If the dog is serious about the decoy, he is going to fail, or seriously lose points on the defense of handler.

Then there is the retard object guard. Don't know what all might go wrong there, as I am currently running out of brain, been up way to long.

SO, that is some of the things that I, in my THEORY, would go wrong, because you have bred for hunting, and for a strong dog.

It is also why I am so dang curious to give it a shot one day. I think that the worst that could happen is that I would have a dog that just was too much to control well enough to go to the higher levels.

Not really a bad thing in my opinion. Definately need to give this a shot, before I can really say that everything I have written is anything but bullshit. LOL


----------



## Jeff Oehlsen

Quote: 

My point being, I'm not sure there's enough capable hands available to justify frequently breeding that strong. Even among sporting handlers.

Hell, all you have to do is not be DUMB enough to work two good dogs on ONE flirt pole. Not sure what the **** was going on in your head. HA HA :razz::razz::razz::razz::razz::razz::razz::razz::razz::razz::razz::razz::razz:

I get the not wanting to have problems with selling to weak asses that have a good line of BS, but **** that, there is a good possibility that I may want a dog from you in the future, and I don't want a bitch dog. Keep going up, not down or across. Let the handlers get better, and don't sell to chicks. LOL


----------



## Don Turnipseed

Jeff Oehlsen said:


> Quote: Maybe we should take a closer look at sport dogs. What have you got, prey, hunt, bite, control, nerve? So what is so unnatural? Control maybe, but, you would think after this long they would have the where-with-all for control. Nerve....that is lacking generally speaking and it is in the general world, that is why they are not all top dogs. They can't all be top dogs in the wild but they can be bred that way. If a frontal attack is unnatural then all my dogs are unnatural because the all go for the face. I always wanted a heeling dog, but, the reality is, to get one I would have to breed a dog with stronger survival instincts and that = a lesser dog. The shelters are full of dogs that are not afraid to bite so that seems pretty natural. Did the herders naturally herd or were they bred to do something that was really and totally unnatural like herd and protect rather than kill and eat. If dogs can be bred to do something like protect a flock, which defies anything natural to them, then surely a dog can be bred to attack a decoy since after countless times of doing it he has never been hurt. I can see them curing if they were getting seriously hurt once in a while. Actually, the most unnatural part of what you are asking of them is to do it by themselves....but that is what the handler is supposed to be there for, backup.
> 
> 
> First off, this is why I am so dang curious to see how one of your dogs would work.

__THE DATA__
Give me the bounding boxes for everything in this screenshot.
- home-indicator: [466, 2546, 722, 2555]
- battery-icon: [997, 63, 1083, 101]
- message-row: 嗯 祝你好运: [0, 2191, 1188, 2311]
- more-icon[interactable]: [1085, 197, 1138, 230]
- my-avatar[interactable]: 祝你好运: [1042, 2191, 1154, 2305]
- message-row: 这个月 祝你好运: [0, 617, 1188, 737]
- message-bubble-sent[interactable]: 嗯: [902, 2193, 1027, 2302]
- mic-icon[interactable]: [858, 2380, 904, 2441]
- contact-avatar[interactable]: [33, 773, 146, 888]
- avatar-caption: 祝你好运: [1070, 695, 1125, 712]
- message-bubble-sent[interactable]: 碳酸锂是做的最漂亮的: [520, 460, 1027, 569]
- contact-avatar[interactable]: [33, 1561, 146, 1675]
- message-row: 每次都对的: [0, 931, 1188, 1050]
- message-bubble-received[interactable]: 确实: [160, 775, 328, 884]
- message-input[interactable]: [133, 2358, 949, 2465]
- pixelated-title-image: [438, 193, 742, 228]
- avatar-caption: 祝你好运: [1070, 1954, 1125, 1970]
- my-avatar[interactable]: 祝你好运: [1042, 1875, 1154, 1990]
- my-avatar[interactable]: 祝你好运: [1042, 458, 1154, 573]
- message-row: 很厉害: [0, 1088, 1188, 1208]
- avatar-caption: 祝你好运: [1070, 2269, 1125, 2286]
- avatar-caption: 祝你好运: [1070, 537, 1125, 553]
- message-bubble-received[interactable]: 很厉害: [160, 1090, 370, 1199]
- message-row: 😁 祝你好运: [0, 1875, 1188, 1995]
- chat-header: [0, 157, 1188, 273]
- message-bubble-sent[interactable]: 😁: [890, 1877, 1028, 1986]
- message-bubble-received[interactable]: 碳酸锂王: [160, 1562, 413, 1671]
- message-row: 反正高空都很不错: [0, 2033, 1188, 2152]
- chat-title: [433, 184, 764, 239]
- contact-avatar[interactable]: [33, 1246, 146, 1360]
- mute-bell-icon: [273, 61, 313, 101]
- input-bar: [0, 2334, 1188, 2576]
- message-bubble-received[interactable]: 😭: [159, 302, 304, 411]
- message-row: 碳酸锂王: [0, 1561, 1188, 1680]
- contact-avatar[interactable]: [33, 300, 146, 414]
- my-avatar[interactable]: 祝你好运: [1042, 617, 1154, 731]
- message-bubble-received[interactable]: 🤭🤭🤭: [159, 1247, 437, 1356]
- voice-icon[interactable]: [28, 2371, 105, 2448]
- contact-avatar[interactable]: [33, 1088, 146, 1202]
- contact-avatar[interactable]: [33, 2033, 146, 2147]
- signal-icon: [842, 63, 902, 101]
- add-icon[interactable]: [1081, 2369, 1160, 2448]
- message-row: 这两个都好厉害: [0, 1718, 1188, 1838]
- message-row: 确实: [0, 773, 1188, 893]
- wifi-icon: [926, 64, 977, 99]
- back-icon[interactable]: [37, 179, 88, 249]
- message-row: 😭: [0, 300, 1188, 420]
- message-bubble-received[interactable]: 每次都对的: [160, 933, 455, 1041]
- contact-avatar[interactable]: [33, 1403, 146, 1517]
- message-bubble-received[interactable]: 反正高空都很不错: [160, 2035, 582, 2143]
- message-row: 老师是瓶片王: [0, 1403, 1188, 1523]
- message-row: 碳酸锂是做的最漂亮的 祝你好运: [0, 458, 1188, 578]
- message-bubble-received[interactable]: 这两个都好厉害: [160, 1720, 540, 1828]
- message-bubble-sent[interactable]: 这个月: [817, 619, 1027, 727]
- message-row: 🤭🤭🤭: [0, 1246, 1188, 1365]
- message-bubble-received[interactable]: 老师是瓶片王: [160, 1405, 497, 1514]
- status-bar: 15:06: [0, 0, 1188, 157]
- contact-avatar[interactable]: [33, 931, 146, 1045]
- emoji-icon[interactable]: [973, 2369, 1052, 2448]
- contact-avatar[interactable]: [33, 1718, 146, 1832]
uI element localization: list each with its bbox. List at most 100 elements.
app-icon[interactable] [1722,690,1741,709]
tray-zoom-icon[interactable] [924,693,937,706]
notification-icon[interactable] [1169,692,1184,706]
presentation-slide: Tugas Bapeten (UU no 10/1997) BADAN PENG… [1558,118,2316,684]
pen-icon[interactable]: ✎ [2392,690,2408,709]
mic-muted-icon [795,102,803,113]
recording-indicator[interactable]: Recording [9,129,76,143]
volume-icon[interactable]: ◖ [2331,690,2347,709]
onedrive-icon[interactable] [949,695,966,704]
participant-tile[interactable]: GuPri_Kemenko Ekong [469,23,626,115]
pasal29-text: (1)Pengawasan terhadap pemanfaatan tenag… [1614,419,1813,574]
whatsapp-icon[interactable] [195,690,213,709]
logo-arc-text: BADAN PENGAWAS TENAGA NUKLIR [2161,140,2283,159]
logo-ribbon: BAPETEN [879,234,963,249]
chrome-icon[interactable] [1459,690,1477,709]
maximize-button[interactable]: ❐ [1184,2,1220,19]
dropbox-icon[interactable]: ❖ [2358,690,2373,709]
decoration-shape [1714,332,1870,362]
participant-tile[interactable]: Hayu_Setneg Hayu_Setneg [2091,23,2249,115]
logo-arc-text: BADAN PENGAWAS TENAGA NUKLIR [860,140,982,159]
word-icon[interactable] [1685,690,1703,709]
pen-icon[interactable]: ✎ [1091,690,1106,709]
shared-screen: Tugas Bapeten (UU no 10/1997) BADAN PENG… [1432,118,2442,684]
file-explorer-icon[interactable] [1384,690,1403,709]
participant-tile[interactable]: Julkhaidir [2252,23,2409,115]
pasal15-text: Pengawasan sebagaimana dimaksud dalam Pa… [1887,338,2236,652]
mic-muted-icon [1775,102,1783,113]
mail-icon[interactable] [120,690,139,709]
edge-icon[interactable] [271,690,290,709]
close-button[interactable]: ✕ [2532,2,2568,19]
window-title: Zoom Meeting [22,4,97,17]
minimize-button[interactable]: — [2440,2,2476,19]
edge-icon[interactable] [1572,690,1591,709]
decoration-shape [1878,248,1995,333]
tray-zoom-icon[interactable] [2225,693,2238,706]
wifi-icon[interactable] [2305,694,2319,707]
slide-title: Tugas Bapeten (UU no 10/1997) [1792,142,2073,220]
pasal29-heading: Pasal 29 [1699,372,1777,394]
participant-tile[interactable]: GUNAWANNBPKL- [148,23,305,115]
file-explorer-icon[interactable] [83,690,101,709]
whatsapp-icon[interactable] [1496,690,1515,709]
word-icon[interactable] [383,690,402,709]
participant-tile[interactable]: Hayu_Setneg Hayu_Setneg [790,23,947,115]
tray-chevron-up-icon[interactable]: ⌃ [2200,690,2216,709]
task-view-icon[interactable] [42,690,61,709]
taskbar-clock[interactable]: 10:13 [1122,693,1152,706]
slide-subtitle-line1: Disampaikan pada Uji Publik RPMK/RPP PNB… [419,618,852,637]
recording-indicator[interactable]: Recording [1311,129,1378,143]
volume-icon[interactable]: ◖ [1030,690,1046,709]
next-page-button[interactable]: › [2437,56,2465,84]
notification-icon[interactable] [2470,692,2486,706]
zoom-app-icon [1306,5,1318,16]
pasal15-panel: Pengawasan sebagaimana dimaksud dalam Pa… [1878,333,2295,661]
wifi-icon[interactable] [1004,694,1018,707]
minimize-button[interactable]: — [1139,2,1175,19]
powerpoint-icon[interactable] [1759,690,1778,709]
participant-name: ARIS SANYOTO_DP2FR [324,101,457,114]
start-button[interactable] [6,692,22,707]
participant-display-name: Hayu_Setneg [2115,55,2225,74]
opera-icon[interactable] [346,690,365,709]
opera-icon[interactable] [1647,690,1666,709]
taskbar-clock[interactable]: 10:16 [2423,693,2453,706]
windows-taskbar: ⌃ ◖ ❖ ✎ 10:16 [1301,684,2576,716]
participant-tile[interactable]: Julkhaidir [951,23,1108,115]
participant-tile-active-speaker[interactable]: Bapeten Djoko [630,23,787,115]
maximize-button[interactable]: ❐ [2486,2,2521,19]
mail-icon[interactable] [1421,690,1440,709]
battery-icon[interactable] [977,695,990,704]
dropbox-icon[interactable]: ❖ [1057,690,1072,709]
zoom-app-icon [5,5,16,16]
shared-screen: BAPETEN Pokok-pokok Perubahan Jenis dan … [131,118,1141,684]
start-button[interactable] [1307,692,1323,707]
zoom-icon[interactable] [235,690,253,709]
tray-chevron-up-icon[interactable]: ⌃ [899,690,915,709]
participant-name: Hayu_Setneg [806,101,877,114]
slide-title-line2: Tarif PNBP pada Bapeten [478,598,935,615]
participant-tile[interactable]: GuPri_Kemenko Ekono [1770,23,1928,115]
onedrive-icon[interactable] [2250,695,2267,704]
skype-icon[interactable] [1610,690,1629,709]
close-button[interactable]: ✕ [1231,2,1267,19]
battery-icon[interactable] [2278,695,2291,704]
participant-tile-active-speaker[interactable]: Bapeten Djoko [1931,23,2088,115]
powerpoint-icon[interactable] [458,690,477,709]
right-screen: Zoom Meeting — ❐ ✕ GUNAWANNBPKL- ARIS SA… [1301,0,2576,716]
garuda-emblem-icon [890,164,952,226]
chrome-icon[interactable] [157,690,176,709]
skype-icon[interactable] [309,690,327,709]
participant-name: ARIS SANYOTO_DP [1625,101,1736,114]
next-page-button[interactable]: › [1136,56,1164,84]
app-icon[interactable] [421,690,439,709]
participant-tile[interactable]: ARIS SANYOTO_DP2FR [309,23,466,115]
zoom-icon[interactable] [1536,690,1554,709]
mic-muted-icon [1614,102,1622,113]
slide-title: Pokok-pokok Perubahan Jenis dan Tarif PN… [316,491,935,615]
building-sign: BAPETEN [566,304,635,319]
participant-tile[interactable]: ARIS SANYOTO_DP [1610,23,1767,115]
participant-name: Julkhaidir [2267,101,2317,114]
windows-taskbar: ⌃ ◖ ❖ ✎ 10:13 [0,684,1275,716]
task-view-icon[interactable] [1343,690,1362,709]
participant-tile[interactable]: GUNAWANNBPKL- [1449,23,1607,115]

__WRITTEN REQUEST 1__
According to the forum thread on breeding sport dogs, what are the shelters full of?
__WRITTEN REQUEST 2__
Return the entries from their start through the line that contains "- avatar-caption: 祝你好运: [1070, 695, 1125, 712]", with both ends included.
The forum thread and the entries have no connection to each other.

__WRITTEN SOLUTION 1__
Dogs that are not afraid to bite.

__WRITTEN SOLUTION 2__
Give me the bounding boxes for everything in this screenshot.
- home-indicator: [466, 2546, 722, 2555]
- battery-icon: [997, 63, 1083, 101]
- message-row: 嗯 祝你好运: [0, 2191, 1188, 2311]
- more-icon[interactable]: [1085, 197, 1138, 230]
- my-avatar[interactable]: 祝你好运: [1042, 2191, 1154, 2305]
- message-row: 这个月 祝你好运: [0, 617, 1188, 737]
- message-bubble-sent[interactable]: 嗯: [902, 2193, 1027, 2302]
- mic-icon[interactable]: [858, 2380, 904, 2441]
- contact-avatar[interactable]: [33, 773, 146, 888]
- avatar-caption: 祝你好运: [1070, 695, 1125, 712]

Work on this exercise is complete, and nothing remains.